— start PROVIDED RECORDS —
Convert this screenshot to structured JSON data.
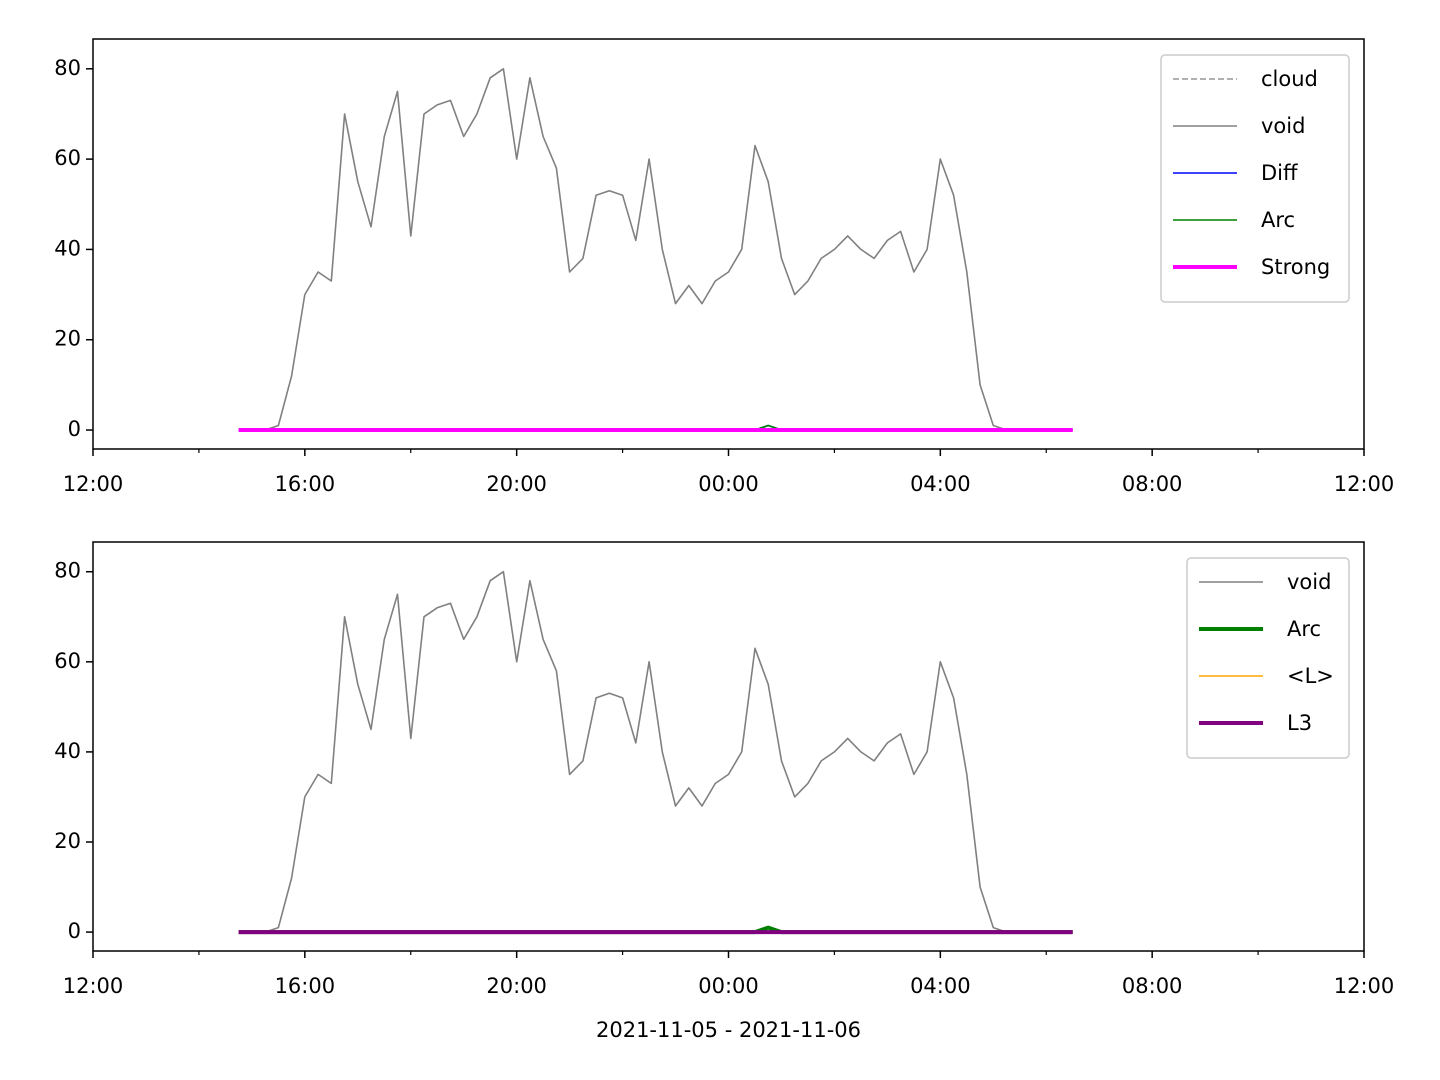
{
  "chart_data": [
    {
      "type": "line",
      "x": [
        "2021-11-05T14:45",
        "2021-11-05T15:00",
        "2021-11-05T15:15",
        "2021-11-05T15:30",
        "2021-11-05T15:45",
        "2021-11-05T16:00",
        "2021-11-05T16:15",
        "2021-11-05T16:30",
        "2021-11-05T16:45",
        "2021-11-05T17:00",
        "2021-11-05T17:15",
        "2021-11-05T17:30",
        "2021-11-05T17:45",
        "2021-11-05T18:00",
        "2021-11-05T18:15",
        "2021-11-05T18:30",
        "2021-11-05T18:45",
        "2021-11-05T19:00",
        "2021-11-05T19:15",
        "2021-11-05T19:30",
        "2021-11-05T19:45",
        "2021-11-05T20:00",
        "2021-11-05T20:15",
        "2021-11-05T20:30",
        "2021-11-05T20:45",
        "2021-11-05T21:00",
        "2021-11-05T21:15",
        "2021-11-05T21:30",
        "2021-11-05T21:45",
        "2021-11-05T22:00",
        "2021-11-05T22:15",
        "2021-11-05T22:30",
        "2021-11-05T22:45",
        "2021-11-05T23:00",
        "2021-11-05T23:15",
        "2021-11-05T23:30",
        "2021-11-05T23:45",
        "2021-11-06T00:00",
        "2021-11-06T00:15",
        "2021-11-06T00:30",
        "2021-11-06T00:45",
        "2021-11-06T01:00",
        "2021-11-06T01:15",
        "2021-11-06T01:30",
        "2021-11-06T01:45",
        "2021-11-06T02:00",
        "2021-11-06T02:15",
        "2021-11-06T02:30",
        "2021-11-06T02:45",
        "2021-11-06T03:00",
        "2021-11-06T03:15",
        "2021-11-06T03:30",
        "2021-11-06T03:45",
        "2021-11-06T04:00",
        "2021-11-06T04:15",
        "2021-11-06T04:30",
        "2021-11-06T04:45",
        "2021-11-06T05:00",
        "2021-11-06T05:15",
        "2021-11-06T05:30",
        "2021-11-06T05:45",
        "2021-11-06T06:00",
        "2021-11-06T06:15",
        "2021-11-06T06:30"
      ],
      "series": [
        {
          "name": "cloud",
          "color": "#808080",
          "linewidth": 1.3,
          "linestyle": "dashed",
          "values": [
            0,
            0,
            0,
            0,
            0,
            0,
            0,
            0,
            0,
            0,
            0,
            0,
            0,
            0,
            0,
            0,
            0,
            0,
            0,
            0,
            0,
            0,
            0,
            0,
            0,
            0,
            0,
            0,
            0,
            0,
            0,
            0,
            0,
            0,
            0,
            0,
            0,
            0,
            0,
            0,
            0,
            0,
            0,
            0,
            0,
            0,
            0,
            0,
            0,
            0,
            0,
            0,
            0,
            0,
            0,
            0,
            0,
            0,
            0,
            0,
            0,
            0,
            0,
            0
          ]
        },
        {
          "name": "void",
          "color": "#808080",
          "linewidth": 1.6,
          "linestyle": "solid",
          "values": [
            0,
            0,
            0,
            1,
            12,
            30,
            35,
            33,
            70,
            55,
            45,
            65,
            75,
            43,
            70,
            72,
            73,
            65,
            70,
            78,
            80,
            60,
            78,
            65,
            58,
            35,
            38,
            52,
            53,
            52,
            42,
            60,
            40,
            28,
            32,
            28,
            33,
            35,
            40,
            63,
            55,
            38,
            30,
            33,
            38,
            40,
            43,
            40,
            38,
            42,
            44,
            35,
            40,
            60,
            52,
            35,
            10,
            1,
            0,
            0,
            0,
            0,
            0,
            0
          ]
        },
        {
          "name": "Diff",
          "color": "#0000ff",
          "linewidth": 1.6,
          "linestyle": "solid",
          "values": [
            0,
            0,
            0,
            0,
            0,
            0,
            0,
            0,
            0,
            0,
            0,
            0,
            0,
            0,
            0,
            0,
            0,
            0,
            0,
            0,
            0,
            0,
            0,
            0,
            0,
            0,
            0,
            0,
            0,
            0,
            0,
            0,
            0,
            0,
            0,
            0,
            0,
            0,
            0,
            0,
            1,
            0,
            0,
            0,
            0,
            0,
            0,
            0,
            0,
            0,
            0,
            0,
            0,
            0,
            0,
            0,
            0,
            0,
            0,
            0,
            0,
            0,
            0,
            0
          ]
        },
        {
          "name": "Arc",
          "color": "#008000",
          "linewidth": 1.6,
          "linestyle": "solid",
          "values": [
            0,
            0,
            0,
            0,
            0,
            0,
            0,
            0,
            0,
            0,
            0,
            0,
            0,
            0,
            0,
            0,
            0,
            0,
            0,
            0,
            0,
            0,
            0,
            0,
            0,
            0,
            0,
            0,
            0,
            0,
            0,
            0,
            0,
            0,
            0,
            0,
            0,
            0,
            0,
            0,
            1,
            0,
            0,
            0,
            0,
            0,
            0,
            0,
            0,
            0,
            0,
            0,
            0,
            0,
            0,
            0,
            0,
            0,
            0,
            0,
            0,
            0,
            0,
            0
          ]
        },
        {
          "name": "Strong",
          "color": "#ff00ff",
          "linewidth": 4,
          "linestyle": "solid",
          "values": [
            0,
            0,
            0,
            0,
            0,
            0,
            0,
            0,
            0,
            0,
            0,
            0,
            0,
            0,
            0,
            0,
            0,
            0,
            0,
            0,
            0,
            0,
            0,
            0,
            0,
            0,
            0,
            0,
            0,
            0,
            0,
            0,
            0,
            0,
            0,
            0,
            0,
            0,
            0,
            0,
            0,
            0,
            0,
            0,
            0,
            0,
            0,
            0,
            0,
            0,
            0,
            0,
            0,
            0,
            0,
            0,
            0,
            0,
            0,
            0,
            0,
            0,
            0,
            0
          ]
        }
      ],
      "xlim": [
        "2021-11-05T12:00",
        "2021-11-06T12:00"
      ],
      "xticks": [
        {
          "value": "2021-11-05T12:00",
          "label": "12:00"
        },
        {
          "value": "2021-11-05T16:00",
          "label": "16:00"
        },
        {
          "value": "2021-11-05T20:00",
          "label": "20:00"
        },
        {
          "value": "2021-11-06T00:00",
          "label": "00:00"
        },
        {
          "value": "2021-11-06T04:00",
          "label": "04:00"
        },
        {
          "value": "2021-11-06T08:00",
          "label": "08:00"
        },
        {
          "value": "2021-11-06T12:00",
          "label": "12:00"
        }
      ],
      "xminorticks": [
        "2021-11-05T14:00",
        "2021-11-05T18:00",
        "2021-11-05T22:00",
        "2021-11-06T02:00",
        "2021-11-06T06:00",
        "2021-11-06T10:00"
      ],
      "ylim": [
        -4.2,
        86.6
      ],
      "yticks": [
        0,
        20,
        40,
        60,
        80
      ],
      "legend": "upper right"
    },
    {
      "type": "line",
      "x": [
        "2021-11-05T14:45",
        "2021-11-05T15:00",
        "2021-11-05T15:15",
        "2021-11-05T15:30",
        "2021-11-05T15:45",
        "2021-11-05T16:00",
        "2021-11-05T16:15",
        "2021-11-05T16:30",
        "2021-11-05T16:45",
        "2021-11-05T17:00",
        "2021-11-05T17:15",
        "2021-11-05T17:30",
        "2021-11-05T17:45",
        "2021-11-05T18:00",
        "2021-11-05T18:15",
        "2021-11-05T18:30",
        "2021-11-05T18:45",
        "2021-11-05T19:00",
        "2021-11-05T19:15",
        "2021-11-05T19:30",
        "2021-11-05T19:45",
        "2021-11-05T20:00",
        "2021-11-05T20:15",
        "2021-11-05T20:30",
        "2021-11-05T20:45",
        "2021-11-05T21:00",
        "2021-11-05T21:15",
        "2021-11-05T21:30",
        "2021-11-05T21:45",
        "2021-11-05T22:00",
        "2021-11-05T22:15",
        "2021-11-05T22:30",
        "2021-11-05T22:45",
        "2021-11-05T23:00",
        "2021-11-05T23:15",
        "2021-11-05T23:30",
        "2021-11-05T23:45",
        "2021-11-06T00:00",
        "2021-11-06T00:15",
        "2021-11-06T00:30",
        "2021-11-06T00:45",
        "2021-11-06T01:00",
        "2021-11-06T01:15",
        "2021-11-06T01:30",
        "2021-11-06T01:45",
        "2021-11-06T02:00",
        "2021-11-06T02:15",
        "2021-11-06T02:30",
        "2021-11-06T02:45",
        "2021-11-06T03:00",
        "2021-11-06T03:15",
        "2021-11-06T03:30",
        "2021-11-06T03:45",
        "2021-11-06T04:00",
        "2021-11-06T04:15",
        "2021-11-06T04:30",
        "2021-11-06T04:45",
        "2021-11-06T05:00",
        "2021-11-06T05:15",
        "2021-11-06T05:30",
        "2021-11-06T05:45",
        "2021-11-06T06:00",
        "2021-11-06T06:15",
        "2021-11-06T06:30"
      ],
      "series": [
        {
          "name": "void",
          "color": "#808080",
          "linewidth": 1.6,
          "linestyle": "solid",
          "values": [
            0,
            0,
            0,
            1,
            12,
            30,
            35,
            33,
            70,
            55,
            45,
            65,
            75,
            43,
            70,
            72,
            73,
            65,
            70,
            78,
            80,
            60,
            78,
            65,
            58,
            35,
            38,
            52,
            53,
            52,
            42,
            60,
            40,
            28,
            32,
            28,
            33,
            35,
            40,
            63,
            55,
            38,
            30,
            33,
            38,
            40,
            43,
            40,
            38,
            42,
            44,
            35,
            40,
            60,
            52,
            35,
            10,
            1,
            0,
            0,
            0,
            0,
            0,
            0
          ]
        },
        {
          "name": "Arc",
          "color": "#008000",
          "linewidth": 4,
          "linestyle": "solid",
          "values": [
            0,
            0,
            0,
            0,
            0,
            0,
            0,
            0,
            0,
            0,
            0,
            0,
            0,
            0,
            0,
            0,
            0,
            0,
            0,
            0,
            0,
            0,
            0,
            0,
            0,
            0,
            0,
            0,
            0,
            0,
            0,
            0,
            0,
            0,
            0,
            0,
            0,
            0,
            0,
            0,
            1,
            0,
            0,
            0,
            0,
            0,
            0,
            0,
            0,
            0,
            0,
            0,
            0,
            0,
            0,
            0,
            0,
            0,
            0,
            0,
            0,
            0,
            0,
            0
          ]
        },
        {
          "name": "<L>",
          "color": "#ffa500",
          "linewidth": 1.6,
          "linestyle": "solid",
          "values": [
            0,
            0,
            0,
            0,
            0,
            0,
            0,
            0,
            0,
            0,
            0,
            0,
            0,
            0,
            0,
            0,
            0,
            0,
            0,
            0,
            0,
            0,
            0,
            0,
            0,
            0,
            0,
            0,
            0,
            0,
            0,
            0,
            0,
            0,
            0,
            0,
            0,
            0,
            0,
            0,
            0,
            0,
            0,
            0,
            0,
            0,
            0,
            0,
            0,
            0,
            0,
            0,
            0,
            0,
            0,
            0,
            0,
            0,
            0,
            0,
            0,
            0,
            0,
            0
          ]
        },
        {
          "name": "L3",
          "color": "#800080",
          "linewidth": 4,
          "linestyle": "solid",
          "values": [
            0,
            0,
            0,
            0,
            0,
            0,
            0,
            0,
            0,
            0,
            0,
            0,
            0,
            0,
            0,
            0,
            0,
            0,
            0,
            0,
            0,
            0,
            0,
            0,
            0,
            0,
            0,
            0,
            0,
            0,
            0,
            0,
            0,
            0,
            0,
            0,
            0,
            0,
            0,
            0,
            0,
            0,
            0,
            0,
            0,
            0,
            0,
            0,
            0,
            0,
            0,
            0,
            0,
            0,
            0,
            0,
            0,
            0,
            0,
            0,
            0,
            0,
            0,
            0
          ]
        }
      ],
      "xlim": [
        "2021-11-05T12:00",
        "2021-11-06T12:00"
      ],
      "xticks": [
        {
          "value": "2021-11-05T12:00",
          "label": "12:00"
        },
        {
          "value": "2021-11-05T16:00",
          "label": "16:00"
        },
        {
          "value": "2021-11-05T20:00",
          "label": "20:00"
        },
        {
          "value": "2021-11-06T00:00",
          "label": "00:00"
        },
        {
          "value": "2021-11-06T04:00",
          "label": "04:00"
        },
        {
          "value": "2021-11-06T08:00",
          "label": "08:00"
        },
        {
          "value": "2021-11-06T12:00",
          "label": "12:00"
        }
      ],
      "xminorticks": [
        "2021-11-05T14:00",
        "2021-11-05T18:00",
        "2021-11-05T22:00",
        "2021-11-06T02:00",
        "2021-11-06T06:00",
        "2021-11-06T10:00"
      ],
      "ylim": [
        -4.2,
        86.6
      ],
      "yticks": [
        0,
        20,
        40,
        60,
        80
      ],
      "legend": "upper right",
      "xlabel": "2021-11-05 - 2021-11-06"
    }
  ]
}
— end PROVIDED RECORDS —
(WRITTEN PROBLEM) Give the number of lines in the data that contain "name", with no other words.

(ANSWER TO THE PROBLEM) 9